THE EXERCISE: Please copy, word for word, everything in the entries from the line containing "Give bounding boxes" down to the line containing "- Text: ▲: ▲: [536, 152, 542, 162]", with both of those lines included. Leave the pictures out of your answer.
>> START TASK MATERIAL
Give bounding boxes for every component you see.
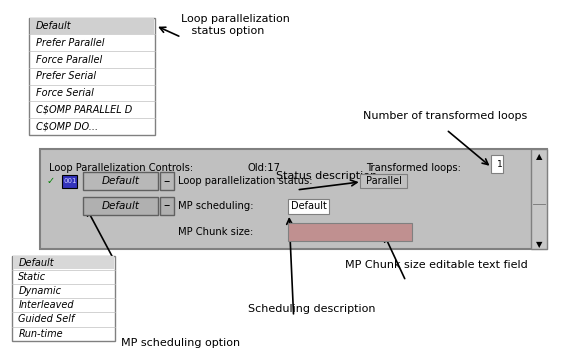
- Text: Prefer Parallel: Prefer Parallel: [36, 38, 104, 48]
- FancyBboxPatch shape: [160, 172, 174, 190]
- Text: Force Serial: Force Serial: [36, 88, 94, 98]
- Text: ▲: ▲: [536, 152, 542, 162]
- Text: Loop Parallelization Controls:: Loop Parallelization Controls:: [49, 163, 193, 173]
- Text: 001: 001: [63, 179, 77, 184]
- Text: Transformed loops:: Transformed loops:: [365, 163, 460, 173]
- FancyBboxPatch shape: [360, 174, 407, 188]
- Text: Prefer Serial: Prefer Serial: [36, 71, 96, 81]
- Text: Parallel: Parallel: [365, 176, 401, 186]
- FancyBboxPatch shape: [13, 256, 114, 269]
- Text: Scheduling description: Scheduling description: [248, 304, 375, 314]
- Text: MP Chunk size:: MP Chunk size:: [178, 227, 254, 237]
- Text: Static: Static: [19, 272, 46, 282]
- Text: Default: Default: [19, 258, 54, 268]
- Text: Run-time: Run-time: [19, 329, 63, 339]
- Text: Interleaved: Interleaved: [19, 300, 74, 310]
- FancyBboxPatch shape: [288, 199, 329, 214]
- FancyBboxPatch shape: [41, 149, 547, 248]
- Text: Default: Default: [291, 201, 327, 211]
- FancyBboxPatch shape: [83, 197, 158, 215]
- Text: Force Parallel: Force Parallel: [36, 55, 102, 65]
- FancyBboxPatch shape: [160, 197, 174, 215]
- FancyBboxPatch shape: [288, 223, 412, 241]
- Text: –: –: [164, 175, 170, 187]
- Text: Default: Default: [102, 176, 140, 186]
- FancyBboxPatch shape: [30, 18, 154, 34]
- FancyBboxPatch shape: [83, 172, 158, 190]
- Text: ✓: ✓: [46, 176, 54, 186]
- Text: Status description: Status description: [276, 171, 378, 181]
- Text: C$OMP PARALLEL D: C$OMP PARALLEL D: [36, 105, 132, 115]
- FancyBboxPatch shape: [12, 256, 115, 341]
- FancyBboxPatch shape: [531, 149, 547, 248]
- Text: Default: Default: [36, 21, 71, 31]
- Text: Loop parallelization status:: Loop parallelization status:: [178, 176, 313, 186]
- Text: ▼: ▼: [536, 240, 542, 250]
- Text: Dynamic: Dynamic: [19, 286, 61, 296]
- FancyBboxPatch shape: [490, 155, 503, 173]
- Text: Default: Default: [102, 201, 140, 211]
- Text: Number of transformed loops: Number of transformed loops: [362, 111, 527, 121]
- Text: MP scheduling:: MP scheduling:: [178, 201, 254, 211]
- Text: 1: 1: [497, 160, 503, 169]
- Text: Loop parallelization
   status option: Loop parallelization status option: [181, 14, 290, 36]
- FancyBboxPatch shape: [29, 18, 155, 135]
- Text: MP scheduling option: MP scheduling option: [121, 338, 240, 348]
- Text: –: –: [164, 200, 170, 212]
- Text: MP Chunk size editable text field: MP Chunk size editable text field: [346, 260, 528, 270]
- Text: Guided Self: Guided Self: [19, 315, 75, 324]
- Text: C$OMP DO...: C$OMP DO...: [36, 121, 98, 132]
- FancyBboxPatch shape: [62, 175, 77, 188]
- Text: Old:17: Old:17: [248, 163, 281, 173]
>> END TASK MATERIAL
>> START TASK MATERIAL
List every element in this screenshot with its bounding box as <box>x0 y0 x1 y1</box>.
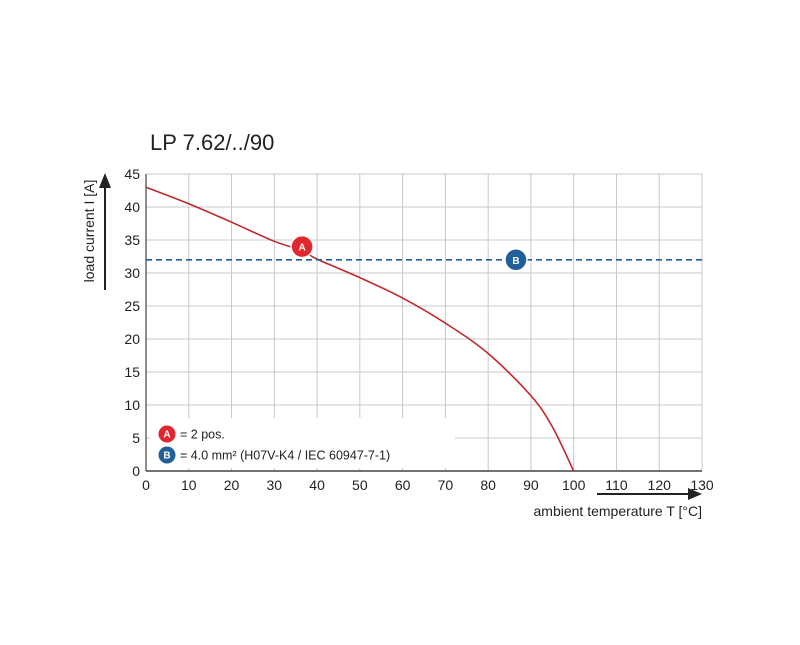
>> END TASK MATERIAL
ANSWER TO THE PROBLEM:
Give bounding boxes for every component you see.
- Text: Prefer Parallel: Prefer Parallel: [36, 38, 104, 48]
- FancyBboxPatch shape: [160, 172, 174, 190]
- Text: Force Serial: Force Serial: [36, 88, 94, 98]
- Text: ▲: ▲: [536, 152, 542, 162]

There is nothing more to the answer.